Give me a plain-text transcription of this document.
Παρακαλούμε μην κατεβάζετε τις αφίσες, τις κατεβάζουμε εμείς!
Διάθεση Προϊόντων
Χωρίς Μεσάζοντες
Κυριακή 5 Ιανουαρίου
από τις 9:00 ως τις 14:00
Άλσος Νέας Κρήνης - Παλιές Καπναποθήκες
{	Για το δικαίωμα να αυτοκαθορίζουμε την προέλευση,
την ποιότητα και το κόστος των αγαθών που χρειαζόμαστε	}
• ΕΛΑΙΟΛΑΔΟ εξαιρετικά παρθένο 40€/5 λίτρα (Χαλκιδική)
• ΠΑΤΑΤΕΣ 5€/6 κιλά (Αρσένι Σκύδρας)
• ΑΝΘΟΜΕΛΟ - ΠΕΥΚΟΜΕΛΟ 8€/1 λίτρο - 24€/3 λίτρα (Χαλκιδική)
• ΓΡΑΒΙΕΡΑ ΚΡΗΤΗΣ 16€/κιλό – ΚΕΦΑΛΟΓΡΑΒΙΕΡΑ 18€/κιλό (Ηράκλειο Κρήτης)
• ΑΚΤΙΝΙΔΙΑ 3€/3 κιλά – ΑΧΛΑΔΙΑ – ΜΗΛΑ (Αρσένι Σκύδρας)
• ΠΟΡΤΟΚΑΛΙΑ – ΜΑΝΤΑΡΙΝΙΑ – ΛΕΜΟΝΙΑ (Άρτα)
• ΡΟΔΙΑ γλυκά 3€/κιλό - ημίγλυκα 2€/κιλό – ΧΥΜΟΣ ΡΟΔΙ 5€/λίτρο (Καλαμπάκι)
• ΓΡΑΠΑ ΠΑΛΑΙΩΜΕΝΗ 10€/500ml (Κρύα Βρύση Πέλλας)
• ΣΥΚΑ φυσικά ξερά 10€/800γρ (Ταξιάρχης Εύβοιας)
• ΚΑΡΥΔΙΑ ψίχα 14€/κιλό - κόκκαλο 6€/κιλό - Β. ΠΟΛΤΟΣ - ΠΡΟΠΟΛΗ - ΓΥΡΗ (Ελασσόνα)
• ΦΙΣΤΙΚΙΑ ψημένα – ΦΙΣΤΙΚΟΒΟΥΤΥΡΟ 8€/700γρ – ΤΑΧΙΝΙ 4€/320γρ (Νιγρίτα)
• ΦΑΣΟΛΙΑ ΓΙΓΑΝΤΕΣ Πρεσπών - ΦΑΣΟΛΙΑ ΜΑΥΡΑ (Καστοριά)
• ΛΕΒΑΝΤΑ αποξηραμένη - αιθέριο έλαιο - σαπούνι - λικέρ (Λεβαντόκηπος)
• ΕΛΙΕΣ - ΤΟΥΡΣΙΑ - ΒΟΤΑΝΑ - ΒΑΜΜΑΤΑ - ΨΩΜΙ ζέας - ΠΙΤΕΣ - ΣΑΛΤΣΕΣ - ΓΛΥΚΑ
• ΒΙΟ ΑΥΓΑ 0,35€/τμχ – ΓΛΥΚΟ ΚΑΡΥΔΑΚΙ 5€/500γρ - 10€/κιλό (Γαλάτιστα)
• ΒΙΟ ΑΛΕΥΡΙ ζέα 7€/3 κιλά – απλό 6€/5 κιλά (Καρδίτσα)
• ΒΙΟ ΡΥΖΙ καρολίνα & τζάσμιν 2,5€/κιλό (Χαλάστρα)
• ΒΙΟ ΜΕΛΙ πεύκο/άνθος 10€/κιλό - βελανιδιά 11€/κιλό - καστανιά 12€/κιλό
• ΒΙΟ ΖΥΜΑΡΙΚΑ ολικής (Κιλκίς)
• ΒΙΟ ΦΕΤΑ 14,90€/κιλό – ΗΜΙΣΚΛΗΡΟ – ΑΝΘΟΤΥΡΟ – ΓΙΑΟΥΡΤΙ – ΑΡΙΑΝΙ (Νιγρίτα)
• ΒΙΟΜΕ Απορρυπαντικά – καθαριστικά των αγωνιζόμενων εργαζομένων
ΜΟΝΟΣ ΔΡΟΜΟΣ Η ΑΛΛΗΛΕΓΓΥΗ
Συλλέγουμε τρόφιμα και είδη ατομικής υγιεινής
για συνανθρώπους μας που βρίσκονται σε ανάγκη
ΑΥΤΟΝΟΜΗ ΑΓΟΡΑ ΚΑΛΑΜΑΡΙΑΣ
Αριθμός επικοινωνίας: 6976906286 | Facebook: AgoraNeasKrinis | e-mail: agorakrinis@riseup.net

● ● ●

## Task brief
Say how many lines in the entries contain the string "Νιγρίτα", and leave out everything else.

## Problem solution
2